DATA FOR THIS EXERCISE:
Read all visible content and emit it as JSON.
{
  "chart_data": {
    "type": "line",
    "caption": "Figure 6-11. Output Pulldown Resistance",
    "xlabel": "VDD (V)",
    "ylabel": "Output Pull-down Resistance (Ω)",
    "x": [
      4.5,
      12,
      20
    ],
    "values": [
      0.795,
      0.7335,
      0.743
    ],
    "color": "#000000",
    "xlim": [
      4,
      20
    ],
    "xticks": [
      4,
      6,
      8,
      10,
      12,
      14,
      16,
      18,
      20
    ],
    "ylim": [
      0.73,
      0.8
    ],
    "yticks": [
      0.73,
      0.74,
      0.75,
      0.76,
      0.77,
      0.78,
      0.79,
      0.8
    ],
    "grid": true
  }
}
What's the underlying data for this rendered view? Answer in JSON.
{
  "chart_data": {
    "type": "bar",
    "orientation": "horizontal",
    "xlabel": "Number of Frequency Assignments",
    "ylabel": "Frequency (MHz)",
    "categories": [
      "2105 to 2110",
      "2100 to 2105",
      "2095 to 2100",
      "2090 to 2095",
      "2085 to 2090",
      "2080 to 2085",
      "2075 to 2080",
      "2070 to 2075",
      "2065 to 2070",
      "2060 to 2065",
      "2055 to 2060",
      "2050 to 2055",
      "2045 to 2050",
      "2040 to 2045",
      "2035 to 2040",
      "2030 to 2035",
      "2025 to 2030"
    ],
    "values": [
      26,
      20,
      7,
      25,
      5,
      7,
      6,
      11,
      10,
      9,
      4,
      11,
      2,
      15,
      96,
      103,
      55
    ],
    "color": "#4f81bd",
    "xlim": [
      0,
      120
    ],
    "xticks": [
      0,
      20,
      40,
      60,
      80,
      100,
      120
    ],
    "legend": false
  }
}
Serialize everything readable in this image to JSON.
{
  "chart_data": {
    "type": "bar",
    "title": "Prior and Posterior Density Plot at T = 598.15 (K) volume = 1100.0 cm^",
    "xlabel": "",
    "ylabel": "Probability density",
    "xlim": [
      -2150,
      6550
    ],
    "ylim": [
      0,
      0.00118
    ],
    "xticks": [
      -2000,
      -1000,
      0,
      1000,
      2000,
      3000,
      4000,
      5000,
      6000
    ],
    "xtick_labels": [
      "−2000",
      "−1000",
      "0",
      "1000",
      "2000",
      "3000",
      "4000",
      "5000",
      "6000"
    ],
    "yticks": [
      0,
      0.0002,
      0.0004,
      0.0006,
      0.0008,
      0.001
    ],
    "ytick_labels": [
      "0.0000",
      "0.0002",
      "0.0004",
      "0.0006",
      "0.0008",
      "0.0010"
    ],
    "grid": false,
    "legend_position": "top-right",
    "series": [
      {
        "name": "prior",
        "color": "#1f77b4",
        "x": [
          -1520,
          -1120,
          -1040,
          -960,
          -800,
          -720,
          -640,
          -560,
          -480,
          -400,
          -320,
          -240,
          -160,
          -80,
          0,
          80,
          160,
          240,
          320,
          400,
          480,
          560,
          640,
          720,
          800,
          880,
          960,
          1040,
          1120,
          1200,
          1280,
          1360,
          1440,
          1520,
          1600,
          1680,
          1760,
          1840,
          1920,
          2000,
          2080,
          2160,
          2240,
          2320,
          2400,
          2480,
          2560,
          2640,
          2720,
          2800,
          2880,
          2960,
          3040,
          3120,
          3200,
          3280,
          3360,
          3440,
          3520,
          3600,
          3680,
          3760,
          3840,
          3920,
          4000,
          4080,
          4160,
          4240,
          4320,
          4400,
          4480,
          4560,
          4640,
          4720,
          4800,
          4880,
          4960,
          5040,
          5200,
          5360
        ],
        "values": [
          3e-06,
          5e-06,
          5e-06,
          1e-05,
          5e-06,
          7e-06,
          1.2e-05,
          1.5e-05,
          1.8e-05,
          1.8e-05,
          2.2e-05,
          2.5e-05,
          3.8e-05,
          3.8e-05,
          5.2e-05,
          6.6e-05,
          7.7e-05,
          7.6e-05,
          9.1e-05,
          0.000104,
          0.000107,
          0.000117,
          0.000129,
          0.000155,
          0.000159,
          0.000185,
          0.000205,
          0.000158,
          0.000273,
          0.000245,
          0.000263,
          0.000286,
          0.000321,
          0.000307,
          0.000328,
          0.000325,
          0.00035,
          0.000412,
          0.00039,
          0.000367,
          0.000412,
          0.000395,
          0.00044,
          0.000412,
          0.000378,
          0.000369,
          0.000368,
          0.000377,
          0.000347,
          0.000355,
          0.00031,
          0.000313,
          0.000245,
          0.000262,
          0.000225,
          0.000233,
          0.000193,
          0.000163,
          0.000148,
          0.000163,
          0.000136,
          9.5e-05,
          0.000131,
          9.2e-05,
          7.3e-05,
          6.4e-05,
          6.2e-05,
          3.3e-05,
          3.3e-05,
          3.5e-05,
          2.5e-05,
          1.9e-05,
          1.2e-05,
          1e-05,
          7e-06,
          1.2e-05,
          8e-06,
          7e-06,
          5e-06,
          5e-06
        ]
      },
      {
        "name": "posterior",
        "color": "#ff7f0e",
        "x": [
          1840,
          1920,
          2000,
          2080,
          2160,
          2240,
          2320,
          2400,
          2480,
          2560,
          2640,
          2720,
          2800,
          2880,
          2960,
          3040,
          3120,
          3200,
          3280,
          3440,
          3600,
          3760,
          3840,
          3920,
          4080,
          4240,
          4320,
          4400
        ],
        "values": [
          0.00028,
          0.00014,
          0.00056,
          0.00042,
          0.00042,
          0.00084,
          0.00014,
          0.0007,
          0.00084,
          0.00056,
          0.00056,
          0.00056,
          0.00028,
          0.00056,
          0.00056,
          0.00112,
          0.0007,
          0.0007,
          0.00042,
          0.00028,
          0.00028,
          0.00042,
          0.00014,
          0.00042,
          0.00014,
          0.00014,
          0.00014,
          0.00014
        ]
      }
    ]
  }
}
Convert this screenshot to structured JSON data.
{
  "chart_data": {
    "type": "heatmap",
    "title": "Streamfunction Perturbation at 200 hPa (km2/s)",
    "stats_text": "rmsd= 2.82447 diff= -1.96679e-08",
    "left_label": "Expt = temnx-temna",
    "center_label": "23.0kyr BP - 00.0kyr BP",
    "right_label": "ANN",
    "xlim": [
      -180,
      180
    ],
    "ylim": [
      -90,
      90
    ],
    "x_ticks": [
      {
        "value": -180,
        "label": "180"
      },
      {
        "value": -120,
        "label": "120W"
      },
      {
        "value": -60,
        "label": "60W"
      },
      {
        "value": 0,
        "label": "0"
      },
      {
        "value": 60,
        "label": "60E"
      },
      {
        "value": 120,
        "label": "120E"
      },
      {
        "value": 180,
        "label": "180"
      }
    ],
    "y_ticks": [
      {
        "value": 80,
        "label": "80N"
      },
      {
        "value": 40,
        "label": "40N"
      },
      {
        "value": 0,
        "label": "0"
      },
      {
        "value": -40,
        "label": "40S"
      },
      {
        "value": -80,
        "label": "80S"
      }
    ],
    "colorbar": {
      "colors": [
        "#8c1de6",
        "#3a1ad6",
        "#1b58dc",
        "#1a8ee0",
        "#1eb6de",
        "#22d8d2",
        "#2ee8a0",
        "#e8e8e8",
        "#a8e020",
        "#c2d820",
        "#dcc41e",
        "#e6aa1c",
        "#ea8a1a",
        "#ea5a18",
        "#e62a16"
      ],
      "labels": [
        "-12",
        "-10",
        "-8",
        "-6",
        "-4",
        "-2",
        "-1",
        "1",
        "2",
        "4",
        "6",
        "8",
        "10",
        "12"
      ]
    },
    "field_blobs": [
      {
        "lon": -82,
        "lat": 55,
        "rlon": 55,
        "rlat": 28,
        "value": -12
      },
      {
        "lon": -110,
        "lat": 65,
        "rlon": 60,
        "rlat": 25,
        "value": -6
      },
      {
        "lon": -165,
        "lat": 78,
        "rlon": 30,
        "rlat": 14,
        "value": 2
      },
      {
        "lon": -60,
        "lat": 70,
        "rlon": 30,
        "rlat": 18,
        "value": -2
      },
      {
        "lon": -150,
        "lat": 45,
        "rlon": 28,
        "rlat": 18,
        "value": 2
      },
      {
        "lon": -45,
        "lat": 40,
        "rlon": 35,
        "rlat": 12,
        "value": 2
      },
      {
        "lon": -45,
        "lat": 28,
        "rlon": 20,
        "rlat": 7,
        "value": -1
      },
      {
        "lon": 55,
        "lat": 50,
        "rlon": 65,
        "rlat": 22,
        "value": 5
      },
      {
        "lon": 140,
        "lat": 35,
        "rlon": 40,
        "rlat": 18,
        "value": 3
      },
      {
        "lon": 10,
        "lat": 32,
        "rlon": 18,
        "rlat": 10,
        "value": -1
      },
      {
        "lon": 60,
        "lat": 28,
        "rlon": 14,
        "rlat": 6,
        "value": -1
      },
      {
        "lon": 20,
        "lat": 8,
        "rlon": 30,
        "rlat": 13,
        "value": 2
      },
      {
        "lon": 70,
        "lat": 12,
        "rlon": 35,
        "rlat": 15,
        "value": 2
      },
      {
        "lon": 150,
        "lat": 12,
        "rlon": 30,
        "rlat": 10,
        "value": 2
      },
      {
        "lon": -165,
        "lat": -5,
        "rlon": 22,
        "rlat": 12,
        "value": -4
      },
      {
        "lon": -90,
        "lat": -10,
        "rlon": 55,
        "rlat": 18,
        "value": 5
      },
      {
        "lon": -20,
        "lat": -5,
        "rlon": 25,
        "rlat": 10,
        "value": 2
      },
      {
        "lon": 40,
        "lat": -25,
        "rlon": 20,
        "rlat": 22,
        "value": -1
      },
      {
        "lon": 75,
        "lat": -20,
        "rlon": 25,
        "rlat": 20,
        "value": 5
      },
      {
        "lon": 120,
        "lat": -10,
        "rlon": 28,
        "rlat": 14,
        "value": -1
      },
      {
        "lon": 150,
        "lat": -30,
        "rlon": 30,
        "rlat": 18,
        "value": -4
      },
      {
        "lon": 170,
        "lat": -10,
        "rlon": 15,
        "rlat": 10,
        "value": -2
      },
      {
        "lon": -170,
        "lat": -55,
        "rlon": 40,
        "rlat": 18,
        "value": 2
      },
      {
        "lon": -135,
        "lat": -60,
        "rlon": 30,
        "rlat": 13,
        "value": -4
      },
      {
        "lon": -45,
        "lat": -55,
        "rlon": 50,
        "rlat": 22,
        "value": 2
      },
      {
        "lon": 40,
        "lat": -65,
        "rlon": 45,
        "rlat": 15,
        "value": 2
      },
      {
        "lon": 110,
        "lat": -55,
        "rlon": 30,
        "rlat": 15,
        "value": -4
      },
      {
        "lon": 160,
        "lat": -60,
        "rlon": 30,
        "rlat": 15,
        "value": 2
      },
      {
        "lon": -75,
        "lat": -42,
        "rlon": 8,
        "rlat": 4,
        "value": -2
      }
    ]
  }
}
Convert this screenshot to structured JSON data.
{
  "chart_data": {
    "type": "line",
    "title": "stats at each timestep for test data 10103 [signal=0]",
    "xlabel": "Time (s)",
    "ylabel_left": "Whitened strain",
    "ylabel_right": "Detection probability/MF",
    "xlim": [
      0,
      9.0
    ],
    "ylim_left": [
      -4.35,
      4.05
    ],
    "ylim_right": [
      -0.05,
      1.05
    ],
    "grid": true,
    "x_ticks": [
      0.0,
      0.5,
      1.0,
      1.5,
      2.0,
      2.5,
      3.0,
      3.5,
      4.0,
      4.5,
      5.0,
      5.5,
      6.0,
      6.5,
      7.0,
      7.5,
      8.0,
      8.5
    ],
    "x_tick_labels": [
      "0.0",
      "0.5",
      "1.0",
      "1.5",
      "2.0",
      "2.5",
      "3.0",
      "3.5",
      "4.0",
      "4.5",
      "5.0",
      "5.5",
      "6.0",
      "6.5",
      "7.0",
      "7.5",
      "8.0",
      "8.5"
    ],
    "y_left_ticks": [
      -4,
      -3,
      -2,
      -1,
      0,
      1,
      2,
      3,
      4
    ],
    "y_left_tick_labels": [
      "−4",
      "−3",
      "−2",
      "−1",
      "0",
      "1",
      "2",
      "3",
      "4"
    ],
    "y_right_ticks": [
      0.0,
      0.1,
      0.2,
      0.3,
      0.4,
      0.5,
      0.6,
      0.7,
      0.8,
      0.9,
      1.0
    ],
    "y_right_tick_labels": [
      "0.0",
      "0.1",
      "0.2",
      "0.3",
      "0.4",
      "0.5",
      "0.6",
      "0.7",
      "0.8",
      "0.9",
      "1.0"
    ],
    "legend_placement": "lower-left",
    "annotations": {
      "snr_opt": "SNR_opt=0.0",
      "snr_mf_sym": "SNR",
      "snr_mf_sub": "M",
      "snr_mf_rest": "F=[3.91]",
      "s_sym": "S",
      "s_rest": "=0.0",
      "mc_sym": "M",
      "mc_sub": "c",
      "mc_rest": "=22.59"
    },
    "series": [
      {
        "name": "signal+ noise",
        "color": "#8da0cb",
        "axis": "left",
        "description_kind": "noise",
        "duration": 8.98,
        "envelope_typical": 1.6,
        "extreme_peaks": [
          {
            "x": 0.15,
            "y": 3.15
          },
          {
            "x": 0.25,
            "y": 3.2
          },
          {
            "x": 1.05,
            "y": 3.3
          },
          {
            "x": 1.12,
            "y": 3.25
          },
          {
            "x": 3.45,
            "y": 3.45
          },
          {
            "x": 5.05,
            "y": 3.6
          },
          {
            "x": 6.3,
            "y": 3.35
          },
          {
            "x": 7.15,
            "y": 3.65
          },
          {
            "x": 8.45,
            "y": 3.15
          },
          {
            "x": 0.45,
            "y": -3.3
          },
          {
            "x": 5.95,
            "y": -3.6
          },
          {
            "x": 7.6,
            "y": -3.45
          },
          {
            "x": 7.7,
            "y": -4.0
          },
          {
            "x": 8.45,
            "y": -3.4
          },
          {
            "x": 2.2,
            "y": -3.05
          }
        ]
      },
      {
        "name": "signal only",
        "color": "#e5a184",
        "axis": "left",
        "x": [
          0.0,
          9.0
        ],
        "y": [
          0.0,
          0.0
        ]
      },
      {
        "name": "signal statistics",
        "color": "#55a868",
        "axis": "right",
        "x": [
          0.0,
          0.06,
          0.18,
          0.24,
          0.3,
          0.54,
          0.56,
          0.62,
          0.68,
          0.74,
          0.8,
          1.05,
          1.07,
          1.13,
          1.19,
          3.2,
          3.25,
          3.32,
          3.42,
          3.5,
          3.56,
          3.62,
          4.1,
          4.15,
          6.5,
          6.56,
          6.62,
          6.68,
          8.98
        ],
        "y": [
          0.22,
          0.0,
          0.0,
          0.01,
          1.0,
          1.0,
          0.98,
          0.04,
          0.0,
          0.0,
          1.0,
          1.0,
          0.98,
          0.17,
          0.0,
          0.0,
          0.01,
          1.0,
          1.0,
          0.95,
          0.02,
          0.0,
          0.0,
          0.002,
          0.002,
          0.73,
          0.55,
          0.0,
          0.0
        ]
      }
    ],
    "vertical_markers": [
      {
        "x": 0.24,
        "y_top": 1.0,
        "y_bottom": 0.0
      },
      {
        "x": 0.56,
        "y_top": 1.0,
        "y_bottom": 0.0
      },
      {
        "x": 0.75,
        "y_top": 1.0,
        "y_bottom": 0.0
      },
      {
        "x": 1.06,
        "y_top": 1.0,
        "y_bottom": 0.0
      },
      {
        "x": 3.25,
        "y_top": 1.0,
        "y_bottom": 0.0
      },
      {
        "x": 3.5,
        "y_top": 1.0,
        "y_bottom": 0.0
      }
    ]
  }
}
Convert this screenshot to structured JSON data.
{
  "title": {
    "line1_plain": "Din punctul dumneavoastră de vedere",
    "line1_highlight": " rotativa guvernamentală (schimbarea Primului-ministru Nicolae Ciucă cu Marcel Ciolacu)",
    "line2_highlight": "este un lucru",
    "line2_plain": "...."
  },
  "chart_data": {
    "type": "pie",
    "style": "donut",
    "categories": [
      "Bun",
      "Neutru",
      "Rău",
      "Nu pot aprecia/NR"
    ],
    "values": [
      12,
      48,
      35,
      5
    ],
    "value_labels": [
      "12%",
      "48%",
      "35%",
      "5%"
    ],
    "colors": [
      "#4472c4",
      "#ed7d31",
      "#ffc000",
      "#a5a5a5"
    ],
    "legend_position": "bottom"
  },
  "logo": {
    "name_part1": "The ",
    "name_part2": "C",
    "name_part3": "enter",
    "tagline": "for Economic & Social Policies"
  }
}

REQUIRED TASK: Each line in the entries above that includes the string "Output" should be extracted.

COMPLETED TASK:
    "caption": "Figure 6-11. Output Pulldown Resistance",
    "ylabel": "Output Pull-down Resistance (Ω)",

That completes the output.